RAW DATA —
'''

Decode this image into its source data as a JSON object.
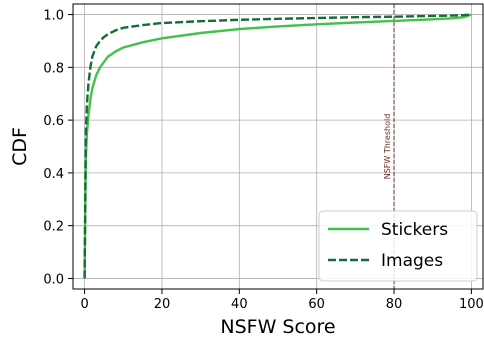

'''
'''

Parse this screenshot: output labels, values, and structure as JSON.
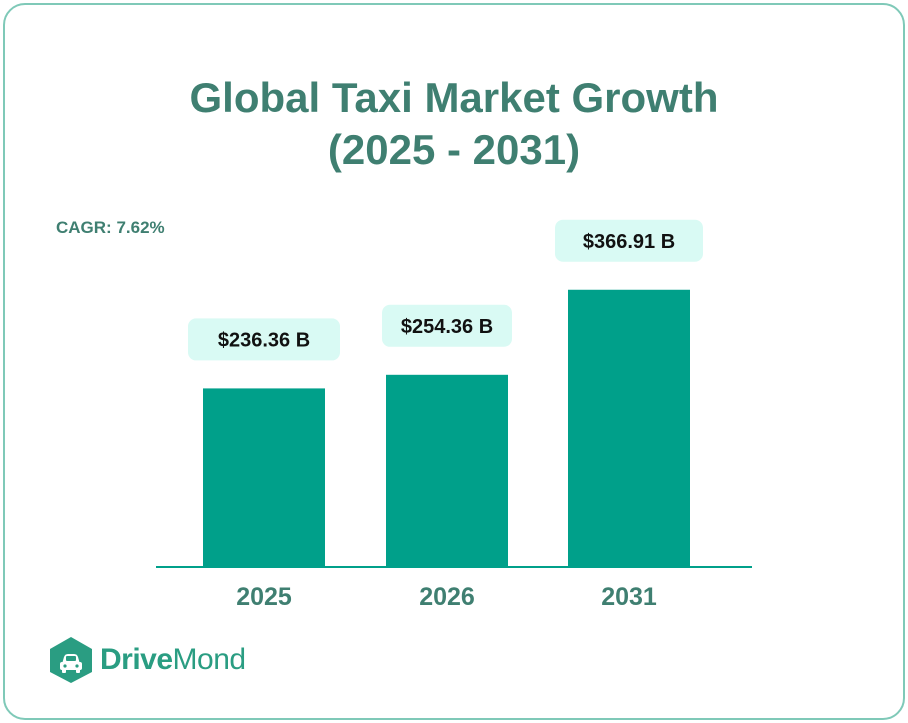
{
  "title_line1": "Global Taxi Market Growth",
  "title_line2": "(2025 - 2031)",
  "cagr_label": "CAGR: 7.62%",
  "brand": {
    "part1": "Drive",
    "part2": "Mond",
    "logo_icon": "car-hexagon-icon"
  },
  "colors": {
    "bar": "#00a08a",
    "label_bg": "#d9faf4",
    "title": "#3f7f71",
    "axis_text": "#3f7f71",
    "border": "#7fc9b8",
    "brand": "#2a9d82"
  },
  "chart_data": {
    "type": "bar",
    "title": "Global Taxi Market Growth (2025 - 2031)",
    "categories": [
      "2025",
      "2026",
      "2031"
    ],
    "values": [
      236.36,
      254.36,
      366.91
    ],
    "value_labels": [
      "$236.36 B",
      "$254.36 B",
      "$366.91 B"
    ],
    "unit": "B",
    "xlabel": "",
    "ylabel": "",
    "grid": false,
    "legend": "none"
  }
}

'''
'''

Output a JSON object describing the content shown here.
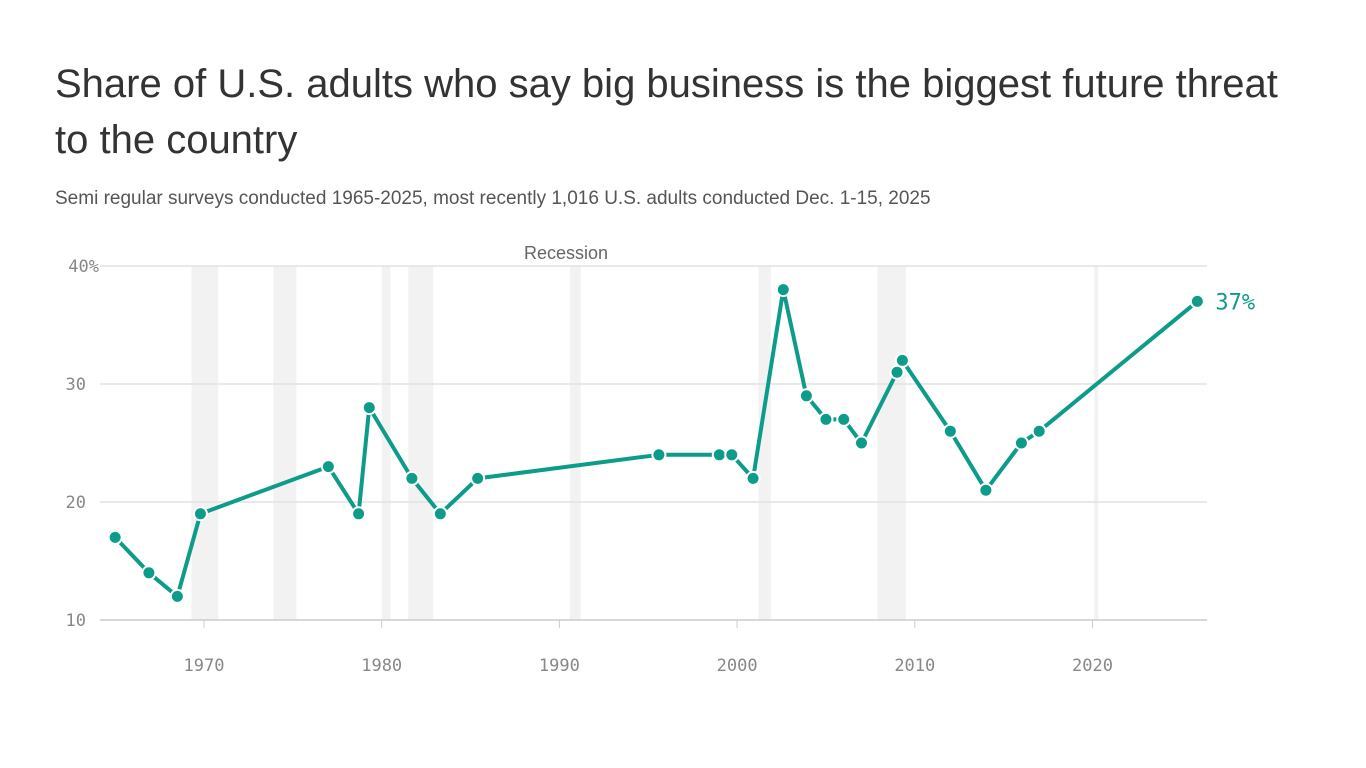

'''

CHALLENGE — Return each line where "object" shows up.

EXERCISE SOLUTION —
Decode this image into its source data as a JSON object.
Output a JSON object describing the content shown here.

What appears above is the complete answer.